[YOUR GOAL]:
Reproduce the lines below word for word, leaving out any pictures.

** START OF SUPPLIED RECORDS **

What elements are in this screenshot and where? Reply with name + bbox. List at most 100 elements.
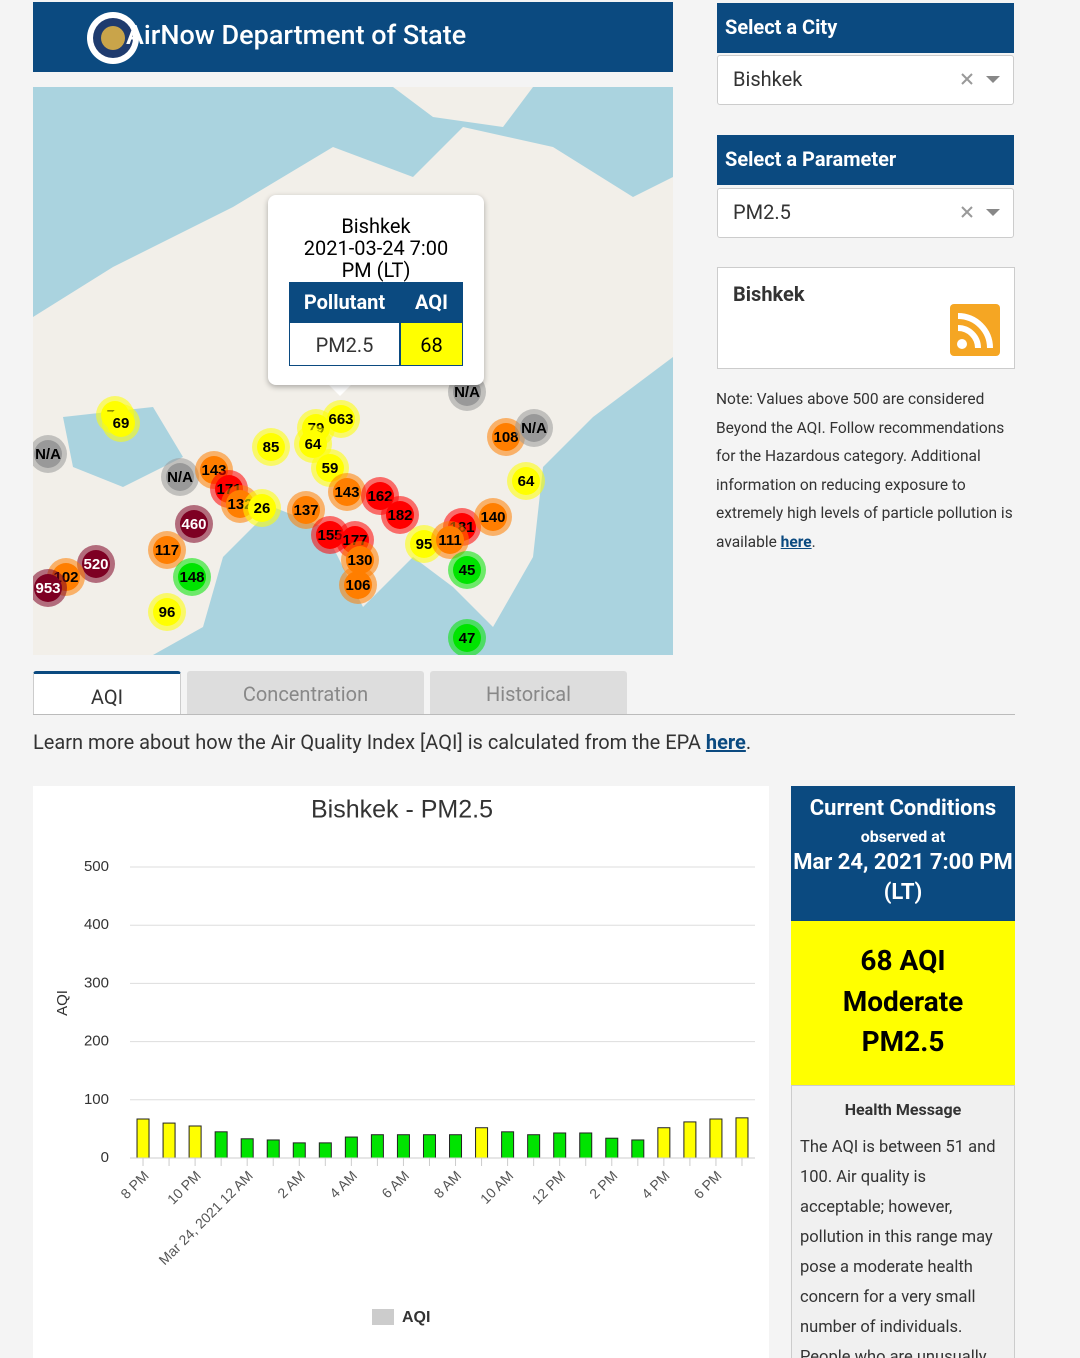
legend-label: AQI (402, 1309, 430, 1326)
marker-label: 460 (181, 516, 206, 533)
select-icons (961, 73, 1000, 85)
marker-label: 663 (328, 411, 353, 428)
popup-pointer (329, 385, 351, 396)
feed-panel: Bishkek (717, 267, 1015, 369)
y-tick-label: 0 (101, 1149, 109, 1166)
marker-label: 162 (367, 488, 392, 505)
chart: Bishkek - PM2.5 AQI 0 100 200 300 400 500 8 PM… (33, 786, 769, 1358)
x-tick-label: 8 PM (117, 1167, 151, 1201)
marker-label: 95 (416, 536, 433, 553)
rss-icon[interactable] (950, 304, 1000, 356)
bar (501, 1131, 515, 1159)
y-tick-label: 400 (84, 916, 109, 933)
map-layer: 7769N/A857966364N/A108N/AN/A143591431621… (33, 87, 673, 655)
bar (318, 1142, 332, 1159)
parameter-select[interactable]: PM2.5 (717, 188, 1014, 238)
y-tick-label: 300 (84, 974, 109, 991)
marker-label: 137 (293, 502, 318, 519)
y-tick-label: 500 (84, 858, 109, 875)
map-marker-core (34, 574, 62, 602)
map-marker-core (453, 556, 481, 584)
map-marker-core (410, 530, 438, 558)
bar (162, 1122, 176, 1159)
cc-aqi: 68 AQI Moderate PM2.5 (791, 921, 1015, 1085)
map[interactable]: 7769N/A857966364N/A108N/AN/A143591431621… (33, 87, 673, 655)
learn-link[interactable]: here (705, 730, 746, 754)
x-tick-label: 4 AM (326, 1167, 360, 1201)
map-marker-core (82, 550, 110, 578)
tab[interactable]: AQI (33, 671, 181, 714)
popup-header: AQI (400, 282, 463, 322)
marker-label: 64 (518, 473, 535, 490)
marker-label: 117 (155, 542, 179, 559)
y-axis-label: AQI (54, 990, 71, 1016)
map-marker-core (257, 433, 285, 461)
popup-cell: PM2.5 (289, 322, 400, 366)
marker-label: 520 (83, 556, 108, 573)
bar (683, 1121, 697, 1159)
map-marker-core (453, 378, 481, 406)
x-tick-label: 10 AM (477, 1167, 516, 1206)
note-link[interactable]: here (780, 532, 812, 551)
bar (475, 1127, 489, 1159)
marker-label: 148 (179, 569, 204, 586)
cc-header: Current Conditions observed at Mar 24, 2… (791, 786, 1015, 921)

** END OF SUPPLIED RECORDS **

[PROBLEM SOLUTION]:
What elements are in this screenshot and where? Reply with name + bbox. List at most 100 elements.
legend-label: AQI (402, 1309, 430, 1326)
marker-label: 460 (181, 516, 206, 533)
select-icons (961, 73, 1000, 85)
marker-label: 663 (328, 411, 353, 428)
popup-pointer (329, 385, 351, 396)
feed-panel: Bishkek (717, 267, 1015, 369)
y-tick-label: 0 (101, 1149, 109, 1166)
marker-label: 162 (367, 488, 392, 505)
chart: Bishkek - PM2.5 AQI 0 100 200 300 400 500 8 PM… (33, 786, 769, 1358)
x-tick-label: 8 PM (117, 1167, 151, 1201)
marker-label: 95 (416, 536, 433, 553)
rss-icon[interactable] (950, 304, 1000, 356)
bar (501, 1131, 515, 1159)
y-tick-label: 400 (84, 916, 109, 933)
map-layer: 7769N/A857966364N/A108N/AN/A143591431621… (33, 87, 673, 655)
bar (318, 1142, 332, 1159)
parameter-select[interactable]: PM2.5 (717, 188, 1014, 238)
y-tick-label: 300 (84, 974, 109, 991)
marker-label: 137 (293, 502, 318, 519)
y-tick-label: 500 (84, 858, 109, 875)
map-marker-core (34, 574, 62, 602)
map-marker-core (453, 556, 481, 584)
map-marker-core (410, 530, 438, 558)
bar (162, 1122, 176, 1159)
cc-aqi: 68 AQI Moderate PM2.5 (791, 921, 1015, 1085)
map[interactable]: 7769N/A857966364N/A108N/AN/A143591431621… (33, 87, 673, 655)
learn-link[interactable]: here (705, 730, 746, 754)
x-tick-label: 4 AM (326, 1167, 360, 1201)
map-marker-core (82, 550, 110, 578)
tab[interactable]: AQI (33, 671, 181, 714)
popup-header: AQI (400, 282, 463, 322)
marker-label: 64 (518, 473, 535, 490)
marker-label: 117 (155, 542, 179, 559)
y-axis-label: AQI (54, 990, 71, 1016)
map-marker-core (257, 433, 285, 461)
popup-cell: PM2.5 (289, 322, 400, 366)
marker-label: 520 (83, 556, 108, 573)
bar (683, 1121, 697, 1159)
map-marker-core (453, 378, 481, 406)
x-tick-label: 10 AM (477, 1167, 516, 1206)
note-link[interactable]: here (780, 532, 812, 551)
bar (475, 1127, 489, 1159)
marker-label: 148 (179, 569, 204, 586)
cc-header: Current Conditions observed at Mar 24, 2… (791, 786, 1015, 921)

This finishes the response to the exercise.